TASK INPUT
——
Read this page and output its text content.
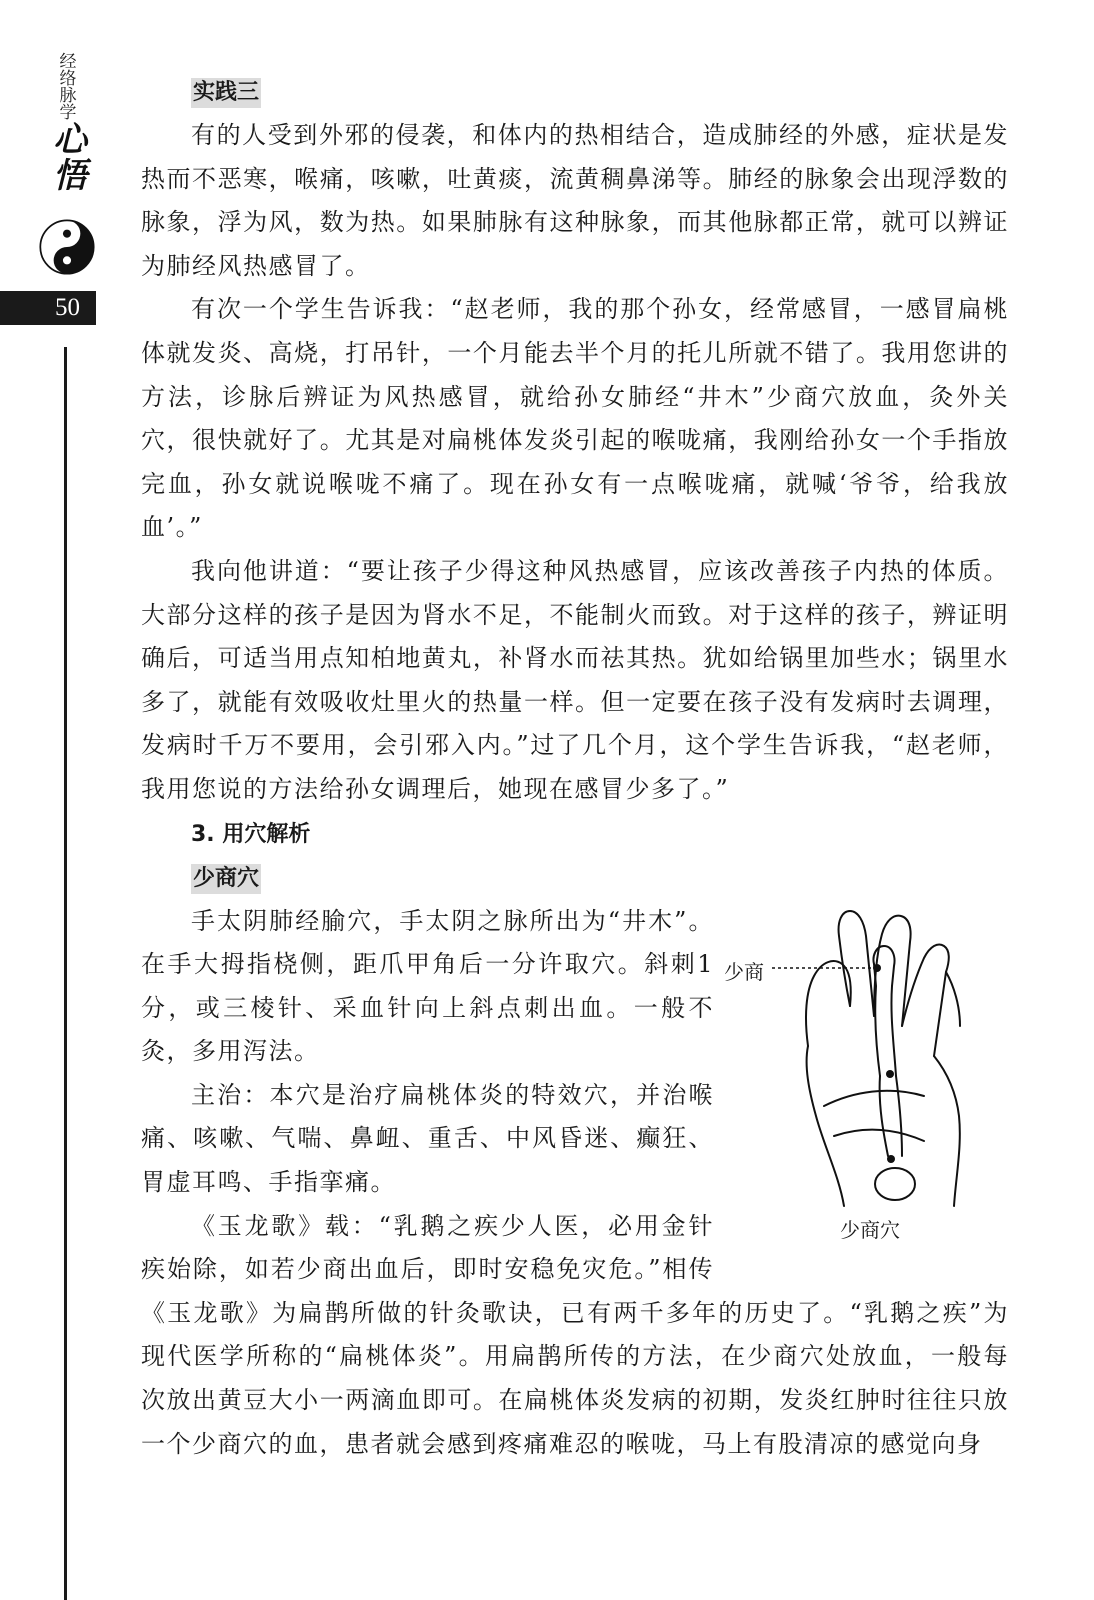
经络脉学
心悟
50
实践三

有的人受到外邪的侵袭，和体内的热相结合，造成肺经的外感，症状是发热而不恶寒，喉痛，咳嗽，吐黄痰，流黄稠鼻涕等。肺经的脉象会出现浮数的脉象，浮为风，数为热。如果肺脉有这种脉象，而其他脉都正常，就可以辨证为肺经风热感冒了。

有次一个学生告诉我：“赵老师，我的那个孙女，经常感冒，一感冒扁桃体就发炎、高烧，打吊针，一个月能去半个月的托儿所就不错了。我用您讲的方法，诊脉后辨证为风热感冒，就给孙女肺经“井木”少商穴放血，灸外关穴，很快就好了。尤其是对扁桃体发炎引起的喉咙痛，我刚给孙女一个手指放完血，孙女就说喉咙不痛了。现在孙女有一点喉咙痛，就喊‘爷爷，给我放血’。”

我向他讲道：“要让孩子少得这种风热感冒，应该改善孩子内热的体质。大部分这样的孩子是因为肾水不足，不能制火而致。对于这样的孩子，辨证明确后，可适当用点知柏地黄丸，补肾水而祛其热。犹如给锅里加些水；锅里水多了，就能有效吸收灶里火的热量一样。但一定要在孩子没有发病时去调理，发病时千万不要用，会引邪入内。”过了几个月，这个学生告诉我，“赵老师，我用您说的方法给孙女调理后，她现在感冒少多了。”

3. 用穴解析
少商穴
少商
少商穴

手太阴肺经腧穴，手太阴之脉所出为“井木”。在手大拇指桡侧，距爪甲角后一分许取穴。斜刺1分，或三棱针、采血针向上斜点刺出血。一般不灸，多用泻法。

主治：本穴是治疗扁桃体炎的特效穴，并治喉痛、咳嗽、气喘、鼻衄、重舌、中风昏迷、癫狂、胃虚耳鸣、手指挛痛。

《玉龙歌》载：“乳鹅之疾少人医，必用金针疾始除，如若少商出血后，即时安稳免灾危。”相传《玉龙歌》为扁鹊所做的针灸歌诀，已有两千多年的历史了。“乳鹅之疾”为现代医学所称的“扁桃体炎”。用扁鹊所传的方法，在少商穴处放血，一般每次放出黄豆大小一两滴血即可。在扁桃体炎发病的初期，发炎红肿时往往只放一个少商穴的血，患者就会感到疼痛难忍的喉咙，马上有股清凉的感觉向身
——
Please transcribe the material above exactly as written. Leave the pictures out.

Read this page and output its text content.
经络脉学
心悟
50
实践三

有的人受到外邪的侵袭，和体内的热相结合，造成肺经的外感，症状是发热而不恶寒，喉痛，咳嗽，吐黄痰，流黄稠鼻涕等。肺经的脉象会出现浮数的脉象，浮为风，数为热。如果肺脉有这种脉象，而其他脉都正常，就可以辨证为肺经风热感冒了。

有次一个学生告诉我：“赵老师，我的那个孙女，经常感冒，一感冒扁桃体就发炎、高烧，打吊针，一个月能去半个月的托儿所就不错了。我用您讲的方法，诊脉后辨证为风热感冒，就给孙女肺经“井木”少商穴放血，灸外关穴，很快就好了。尤其是对扁桃体发炎引起的喉咙痛，我刚给孙女一个手指放完血，孙女就说喉咙不痛了。现在孙女有一点喉咙痛，就喊‘爷爷，给我放血’。”

我向他讲道：“要让孩子少得这种风热感冒，应该改善孩子内热的体质。大部分这样的孩子是因为肾水不足，不能制火而致。对于这样的孩子，辨证明确后，可适当用点知柏地黄丸，补肾水而祛其热。犹如给锅里加些水；锅里水多了，就能有效吸收灶里火的热量一样。但一定要在孩子没有发病时去调理，发病时千万不要用，会引邪入内。”过了几个月，这个学生告诉我，“赵老师，我用您说的方法给孙女调理后，她现在感冒少多了。”

3. 用穴解析
少商穴
少商
少商穴

手太阴肺经腧穴，手太阴之脉所出为“井木”。在手大拇指桡侧，距爪甲角后一分许取穴。斜刺1分，或三棱针、采血针向上斜点刺出血。一般不灸，多用泻法。

主治：本穴是治疗扁桃体炎的特效穴，并治喉痛、咳嗽、气喘、鼻衄、重舌、中风昏迷、癫狂、胃虚耳鸣、手指挛痛。

《玉龙歌》载：“乳鹅之疾少人医，必用金针疾始除，如若少商出血后，即时安稳免灾危。”相传《玉龙歌》为扁鹊所做的针灸歌诀，已有两千多年的历史了。“乳鹅之疾”为现代医学所称的“扁桃体炎”。用扁鹊所传的方法，在少商穴处放血，一般每次放出黄豆大小一两滴血即可。在扁桃体炎发病的初期，发炎红肿时往往只放一个少商穴的血，患者就会感到疼痛难忍的喉咙，马上有股清凉的感觉向身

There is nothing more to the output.